__Text provided__:
----------

Research Process and Methods

Experimental Design:

• Subjects and Samples: The study primarily used mouse models to simulate MS, including chronic experimental autoimmune encephalomyelitis (EAE) and toxic demyelination models.
• Medication: The BTK inhibitor Evobrutinib was used to evaluate its effects on inhibiting microglial inflammatory activation and promoting myelin repair.

Main Steps:

1. BTK Expression Detection:

   • The study first detected BTK expression in mouse and human MS tissues using in vitro and in vivo experiments. BTK was found to be highly expressed in microglia and upregulated in chronic EAE and MS tissues.
   • Immune cells from the CNS and peripheral lymphoid organs (such as the spleen) were isolated, and protein and mRNA expression levels were detected. It was found that BTK expression was significantly upregulated in microglia and lymphocytes in immunized MS model mice.

2. Effect of Evobrutinib Treatment on EAE:

   • In the actively induced EAE model, Evobrutinib treatment significantly reduced clinical symptoms, and markers of microglial inflammatory reactivity were significantly lowered.

----------

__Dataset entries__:
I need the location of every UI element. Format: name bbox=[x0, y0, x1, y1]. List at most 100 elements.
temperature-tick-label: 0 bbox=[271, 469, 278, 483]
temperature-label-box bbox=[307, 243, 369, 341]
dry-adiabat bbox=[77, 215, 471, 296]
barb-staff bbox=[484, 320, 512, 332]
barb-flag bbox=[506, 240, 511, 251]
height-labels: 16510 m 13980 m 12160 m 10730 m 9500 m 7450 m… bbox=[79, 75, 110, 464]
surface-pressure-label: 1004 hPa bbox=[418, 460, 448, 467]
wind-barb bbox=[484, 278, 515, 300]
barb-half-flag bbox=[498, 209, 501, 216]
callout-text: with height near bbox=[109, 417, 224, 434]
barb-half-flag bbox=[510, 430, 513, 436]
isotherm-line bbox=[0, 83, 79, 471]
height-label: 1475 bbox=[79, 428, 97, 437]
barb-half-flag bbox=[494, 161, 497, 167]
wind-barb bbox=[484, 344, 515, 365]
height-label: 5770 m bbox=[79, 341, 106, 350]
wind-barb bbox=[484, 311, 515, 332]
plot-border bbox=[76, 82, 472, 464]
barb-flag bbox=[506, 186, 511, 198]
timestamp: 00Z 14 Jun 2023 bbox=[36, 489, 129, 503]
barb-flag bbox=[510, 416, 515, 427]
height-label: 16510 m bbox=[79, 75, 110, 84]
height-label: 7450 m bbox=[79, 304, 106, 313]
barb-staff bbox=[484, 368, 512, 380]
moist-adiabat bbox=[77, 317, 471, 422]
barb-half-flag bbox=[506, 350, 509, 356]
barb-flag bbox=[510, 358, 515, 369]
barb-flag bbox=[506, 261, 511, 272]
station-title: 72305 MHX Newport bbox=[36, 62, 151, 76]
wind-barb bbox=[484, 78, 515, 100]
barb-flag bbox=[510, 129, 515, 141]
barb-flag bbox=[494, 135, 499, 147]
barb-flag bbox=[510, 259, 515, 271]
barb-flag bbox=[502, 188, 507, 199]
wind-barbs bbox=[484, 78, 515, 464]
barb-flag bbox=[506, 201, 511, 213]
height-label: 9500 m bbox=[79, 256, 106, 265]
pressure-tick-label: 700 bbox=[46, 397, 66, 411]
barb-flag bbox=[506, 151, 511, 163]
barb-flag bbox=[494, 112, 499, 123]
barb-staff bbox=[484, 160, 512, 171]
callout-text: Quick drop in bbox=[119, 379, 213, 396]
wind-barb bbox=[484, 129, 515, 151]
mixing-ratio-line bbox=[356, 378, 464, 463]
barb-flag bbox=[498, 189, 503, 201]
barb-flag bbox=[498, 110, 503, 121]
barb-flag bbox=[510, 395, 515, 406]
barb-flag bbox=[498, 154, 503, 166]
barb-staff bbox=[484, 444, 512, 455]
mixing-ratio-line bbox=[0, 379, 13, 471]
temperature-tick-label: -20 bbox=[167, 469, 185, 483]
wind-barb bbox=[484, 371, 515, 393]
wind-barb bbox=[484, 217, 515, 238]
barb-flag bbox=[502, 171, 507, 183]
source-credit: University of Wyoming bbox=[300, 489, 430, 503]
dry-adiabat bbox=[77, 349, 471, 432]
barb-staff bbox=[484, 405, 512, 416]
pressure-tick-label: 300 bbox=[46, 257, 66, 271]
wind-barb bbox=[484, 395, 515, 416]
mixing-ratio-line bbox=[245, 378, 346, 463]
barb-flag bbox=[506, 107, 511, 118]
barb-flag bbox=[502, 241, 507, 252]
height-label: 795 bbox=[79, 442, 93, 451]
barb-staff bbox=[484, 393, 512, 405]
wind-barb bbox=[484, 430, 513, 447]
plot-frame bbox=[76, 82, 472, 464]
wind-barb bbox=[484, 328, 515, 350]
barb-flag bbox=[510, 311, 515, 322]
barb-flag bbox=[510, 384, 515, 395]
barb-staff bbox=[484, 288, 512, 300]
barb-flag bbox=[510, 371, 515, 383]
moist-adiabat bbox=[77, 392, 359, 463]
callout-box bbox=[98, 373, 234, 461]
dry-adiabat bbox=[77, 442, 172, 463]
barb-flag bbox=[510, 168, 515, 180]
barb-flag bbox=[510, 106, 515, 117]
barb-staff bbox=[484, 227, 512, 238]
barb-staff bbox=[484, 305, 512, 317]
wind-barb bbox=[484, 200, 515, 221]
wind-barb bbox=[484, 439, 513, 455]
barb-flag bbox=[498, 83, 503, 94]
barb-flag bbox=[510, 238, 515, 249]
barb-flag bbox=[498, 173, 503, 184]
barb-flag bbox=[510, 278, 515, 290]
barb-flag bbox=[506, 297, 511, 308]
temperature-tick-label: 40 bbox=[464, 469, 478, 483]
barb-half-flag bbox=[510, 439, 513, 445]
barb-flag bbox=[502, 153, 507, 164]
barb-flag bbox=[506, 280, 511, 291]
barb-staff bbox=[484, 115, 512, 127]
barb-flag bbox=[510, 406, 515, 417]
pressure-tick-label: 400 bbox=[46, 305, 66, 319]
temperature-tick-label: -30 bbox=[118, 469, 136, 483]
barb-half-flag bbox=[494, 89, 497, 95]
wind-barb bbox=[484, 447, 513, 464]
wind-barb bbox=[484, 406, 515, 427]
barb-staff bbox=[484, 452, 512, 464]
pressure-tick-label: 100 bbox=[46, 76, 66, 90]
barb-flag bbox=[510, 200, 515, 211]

----------

__Work instructions__:
- A) According to the research methods text, which BTK inhibitor was tested in the study?
- B) In the research methods text, shorten the paragraph beginning "Immune cells from the CNS" while keeping its main facts.
- C) Continue the research methods text from its last sentence.

__Answers to the tasks__:
- A) Evobrutinib.

- B) Immune cells from the CNS and peripheral lymphoid organs, such as the spleen, were isolated, and their protein and mRNA levels were measured. BTK was significantly upregulated in microglia and lymphocytes of immunized MS model mice.

- C)
   • In the chronic EAE model, Evobrutinib not only effectively inhibited microglial activation but also reduced the expression of antigen-presentation-related markers in macrophages infiltrating the brain.
   • In the passive EAE model, through pre-treatment and transfer of already activated T cells, it was observed that inflammation levels were reduced and clinical performance improved after Evobrutinib treatment, indicating that Evobrutinib has immunomodulatory effects within the CNS.

3. Effect of Evobrutinib on Myelin Repair:

   • In the toxicity-induced demyelination model without inflammatory drivers, Evobrutinib treatment promoted the clearance of myelin fragments by microglia and significantly increased the speed of myelin remodeling and nerve function recovery.

Data Analysis:

Various statistical methods were used in the study, including two-tailed t-tests and one-way ANOVA, to compare sample data under different treatment conditions, showing significant effects.

Main Results

1. BTK Expression in MS: BTK is highly expressed in microglia and significantly upregulated in chronic EAE and MS tissues, especially in human chronic active MS lesions.
2. Therapeutic Effect of Evobrutinib: In active and chronic EAE models, Evobrutinib can significantly reduce clinical symptoms and the activation state of inflammatory cells; in the passive EAE model, pre-treatment with Evobrutinib significantly reduced microglial inflammatory reactivity, indicating the potential central nervous system targeting action of the drug.
3. Promoting Myelin Repair: In the non-inflammatory toxicity-induced demyelination model, Evobrutinib significantly enhanced myelin remodeling and functional recovery by promoting the clearance of myelin fragments by microglia.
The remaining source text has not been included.